• [Aim] Using the data beneath, show every line that includes the word "JSON".

• [Data for processing]

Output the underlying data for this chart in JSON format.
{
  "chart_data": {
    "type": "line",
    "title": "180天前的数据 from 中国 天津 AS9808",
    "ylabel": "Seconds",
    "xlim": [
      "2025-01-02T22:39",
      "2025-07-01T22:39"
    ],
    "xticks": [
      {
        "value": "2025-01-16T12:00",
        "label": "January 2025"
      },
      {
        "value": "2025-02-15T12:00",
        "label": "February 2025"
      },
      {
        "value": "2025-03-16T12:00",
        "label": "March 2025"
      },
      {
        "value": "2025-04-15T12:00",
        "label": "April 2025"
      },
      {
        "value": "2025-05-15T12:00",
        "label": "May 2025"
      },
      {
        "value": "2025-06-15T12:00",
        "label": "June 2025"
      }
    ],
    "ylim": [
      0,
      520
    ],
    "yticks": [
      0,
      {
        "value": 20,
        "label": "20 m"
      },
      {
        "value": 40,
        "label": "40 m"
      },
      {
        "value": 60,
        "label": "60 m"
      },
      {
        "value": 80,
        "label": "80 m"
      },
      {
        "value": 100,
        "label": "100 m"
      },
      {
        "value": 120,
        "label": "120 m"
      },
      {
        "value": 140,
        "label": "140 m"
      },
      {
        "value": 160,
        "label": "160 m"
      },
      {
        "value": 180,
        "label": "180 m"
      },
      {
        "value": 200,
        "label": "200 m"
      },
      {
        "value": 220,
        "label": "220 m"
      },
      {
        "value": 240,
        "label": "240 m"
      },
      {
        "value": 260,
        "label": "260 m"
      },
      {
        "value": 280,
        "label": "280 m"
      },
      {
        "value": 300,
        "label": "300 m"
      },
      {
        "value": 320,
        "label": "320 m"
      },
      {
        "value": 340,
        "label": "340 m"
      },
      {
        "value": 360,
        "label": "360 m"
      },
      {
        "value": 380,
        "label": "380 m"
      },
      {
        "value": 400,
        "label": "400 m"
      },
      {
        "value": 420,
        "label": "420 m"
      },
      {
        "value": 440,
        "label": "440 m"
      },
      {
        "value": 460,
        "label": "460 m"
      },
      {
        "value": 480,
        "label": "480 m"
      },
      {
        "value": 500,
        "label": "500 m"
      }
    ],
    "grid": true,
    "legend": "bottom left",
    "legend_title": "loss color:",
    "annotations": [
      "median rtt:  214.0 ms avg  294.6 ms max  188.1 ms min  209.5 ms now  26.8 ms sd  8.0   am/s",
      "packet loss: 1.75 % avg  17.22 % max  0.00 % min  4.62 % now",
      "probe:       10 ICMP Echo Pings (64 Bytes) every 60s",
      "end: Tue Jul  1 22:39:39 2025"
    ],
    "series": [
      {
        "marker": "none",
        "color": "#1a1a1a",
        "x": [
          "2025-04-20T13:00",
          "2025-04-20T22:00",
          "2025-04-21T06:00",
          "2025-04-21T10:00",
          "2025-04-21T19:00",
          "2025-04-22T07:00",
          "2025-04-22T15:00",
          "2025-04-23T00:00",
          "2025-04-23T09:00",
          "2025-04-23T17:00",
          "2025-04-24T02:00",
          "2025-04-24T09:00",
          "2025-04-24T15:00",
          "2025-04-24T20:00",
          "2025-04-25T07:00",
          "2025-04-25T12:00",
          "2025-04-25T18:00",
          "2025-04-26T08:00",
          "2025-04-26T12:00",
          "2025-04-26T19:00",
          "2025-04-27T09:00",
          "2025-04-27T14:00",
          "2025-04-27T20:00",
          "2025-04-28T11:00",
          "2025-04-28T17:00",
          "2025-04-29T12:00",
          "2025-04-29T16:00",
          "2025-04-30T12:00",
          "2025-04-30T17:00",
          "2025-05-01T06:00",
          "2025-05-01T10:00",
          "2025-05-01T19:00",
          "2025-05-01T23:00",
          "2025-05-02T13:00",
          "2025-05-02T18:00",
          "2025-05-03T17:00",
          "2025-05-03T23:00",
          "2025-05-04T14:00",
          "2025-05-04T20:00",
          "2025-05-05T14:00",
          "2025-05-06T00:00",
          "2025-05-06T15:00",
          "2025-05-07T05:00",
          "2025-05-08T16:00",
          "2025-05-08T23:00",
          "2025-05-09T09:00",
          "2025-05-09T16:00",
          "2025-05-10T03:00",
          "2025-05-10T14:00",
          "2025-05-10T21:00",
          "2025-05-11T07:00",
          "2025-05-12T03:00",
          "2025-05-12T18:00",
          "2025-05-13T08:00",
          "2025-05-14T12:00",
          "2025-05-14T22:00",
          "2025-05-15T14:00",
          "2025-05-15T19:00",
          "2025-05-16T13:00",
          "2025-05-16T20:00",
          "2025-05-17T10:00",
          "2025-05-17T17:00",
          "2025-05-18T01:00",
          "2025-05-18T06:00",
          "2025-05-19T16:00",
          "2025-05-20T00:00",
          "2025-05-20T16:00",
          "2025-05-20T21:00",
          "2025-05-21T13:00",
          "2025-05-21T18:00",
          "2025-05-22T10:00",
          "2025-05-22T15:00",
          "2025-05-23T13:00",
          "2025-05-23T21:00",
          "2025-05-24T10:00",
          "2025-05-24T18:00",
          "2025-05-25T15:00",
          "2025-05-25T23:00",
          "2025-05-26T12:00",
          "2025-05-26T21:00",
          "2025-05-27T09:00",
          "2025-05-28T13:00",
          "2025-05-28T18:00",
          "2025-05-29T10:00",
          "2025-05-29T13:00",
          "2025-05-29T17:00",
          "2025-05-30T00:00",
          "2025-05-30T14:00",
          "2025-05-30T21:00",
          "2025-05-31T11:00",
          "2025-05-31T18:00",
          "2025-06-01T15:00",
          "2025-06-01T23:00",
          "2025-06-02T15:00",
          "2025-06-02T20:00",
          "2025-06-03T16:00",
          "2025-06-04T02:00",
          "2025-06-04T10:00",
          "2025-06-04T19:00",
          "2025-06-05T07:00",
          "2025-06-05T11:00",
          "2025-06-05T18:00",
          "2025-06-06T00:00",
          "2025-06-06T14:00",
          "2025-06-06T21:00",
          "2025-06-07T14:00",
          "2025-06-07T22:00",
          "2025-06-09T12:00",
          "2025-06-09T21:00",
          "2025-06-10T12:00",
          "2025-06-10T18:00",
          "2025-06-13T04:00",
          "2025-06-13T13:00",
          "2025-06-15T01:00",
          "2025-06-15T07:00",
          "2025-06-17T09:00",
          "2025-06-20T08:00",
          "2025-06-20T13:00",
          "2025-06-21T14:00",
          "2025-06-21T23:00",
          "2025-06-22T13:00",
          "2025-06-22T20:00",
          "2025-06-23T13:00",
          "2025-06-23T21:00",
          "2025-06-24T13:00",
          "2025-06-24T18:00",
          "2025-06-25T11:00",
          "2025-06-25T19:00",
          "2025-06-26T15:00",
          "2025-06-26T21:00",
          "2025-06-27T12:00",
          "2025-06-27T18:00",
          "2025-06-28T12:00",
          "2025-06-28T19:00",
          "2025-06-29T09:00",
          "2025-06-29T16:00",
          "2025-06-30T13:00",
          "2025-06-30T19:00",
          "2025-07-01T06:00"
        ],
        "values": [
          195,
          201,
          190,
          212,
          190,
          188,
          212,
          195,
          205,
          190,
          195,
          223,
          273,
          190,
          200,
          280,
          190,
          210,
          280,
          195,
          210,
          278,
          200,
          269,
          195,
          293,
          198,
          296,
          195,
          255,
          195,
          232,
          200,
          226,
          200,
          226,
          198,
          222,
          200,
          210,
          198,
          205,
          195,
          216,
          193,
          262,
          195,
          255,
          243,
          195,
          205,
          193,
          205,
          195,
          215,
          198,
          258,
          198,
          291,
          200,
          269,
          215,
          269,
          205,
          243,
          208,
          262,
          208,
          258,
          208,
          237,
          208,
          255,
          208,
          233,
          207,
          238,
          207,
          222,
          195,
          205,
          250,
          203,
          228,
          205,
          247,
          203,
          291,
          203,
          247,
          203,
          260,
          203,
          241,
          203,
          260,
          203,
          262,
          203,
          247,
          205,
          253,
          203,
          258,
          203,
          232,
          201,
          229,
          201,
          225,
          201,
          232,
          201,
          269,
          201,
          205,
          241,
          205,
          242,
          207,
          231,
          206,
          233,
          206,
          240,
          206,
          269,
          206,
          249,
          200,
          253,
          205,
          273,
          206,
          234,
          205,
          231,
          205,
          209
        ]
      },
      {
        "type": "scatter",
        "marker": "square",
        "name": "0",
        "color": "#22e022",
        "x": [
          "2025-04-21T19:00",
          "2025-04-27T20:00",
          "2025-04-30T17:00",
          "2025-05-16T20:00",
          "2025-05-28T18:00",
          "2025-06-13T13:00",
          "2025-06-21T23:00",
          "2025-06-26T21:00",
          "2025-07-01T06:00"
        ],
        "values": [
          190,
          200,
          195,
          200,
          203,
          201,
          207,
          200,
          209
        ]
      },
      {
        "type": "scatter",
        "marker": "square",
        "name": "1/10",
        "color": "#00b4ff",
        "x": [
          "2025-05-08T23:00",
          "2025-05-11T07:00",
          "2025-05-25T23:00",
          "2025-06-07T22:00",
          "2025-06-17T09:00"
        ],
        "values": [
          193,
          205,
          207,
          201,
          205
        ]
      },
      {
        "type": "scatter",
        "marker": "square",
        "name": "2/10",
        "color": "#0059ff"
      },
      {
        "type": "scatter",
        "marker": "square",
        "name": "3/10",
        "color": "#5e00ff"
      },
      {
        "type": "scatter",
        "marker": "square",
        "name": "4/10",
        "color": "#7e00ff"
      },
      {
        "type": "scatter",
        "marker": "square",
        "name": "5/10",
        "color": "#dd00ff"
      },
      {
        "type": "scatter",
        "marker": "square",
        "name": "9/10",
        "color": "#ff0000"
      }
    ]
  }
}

...

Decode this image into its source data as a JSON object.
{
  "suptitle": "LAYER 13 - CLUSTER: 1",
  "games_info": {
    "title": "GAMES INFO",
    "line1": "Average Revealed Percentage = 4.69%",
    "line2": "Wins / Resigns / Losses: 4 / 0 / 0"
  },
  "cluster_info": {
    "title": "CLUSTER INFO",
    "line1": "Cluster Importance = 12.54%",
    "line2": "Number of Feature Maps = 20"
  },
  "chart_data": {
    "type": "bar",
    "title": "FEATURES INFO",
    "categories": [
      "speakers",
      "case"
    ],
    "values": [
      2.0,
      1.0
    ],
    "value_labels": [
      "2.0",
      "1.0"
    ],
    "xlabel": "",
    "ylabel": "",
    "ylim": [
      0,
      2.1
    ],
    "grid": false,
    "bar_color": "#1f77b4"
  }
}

• [Full answer]
Output the underlying data for this chart in JSON format.
Decode this image into its source data as a JSON object.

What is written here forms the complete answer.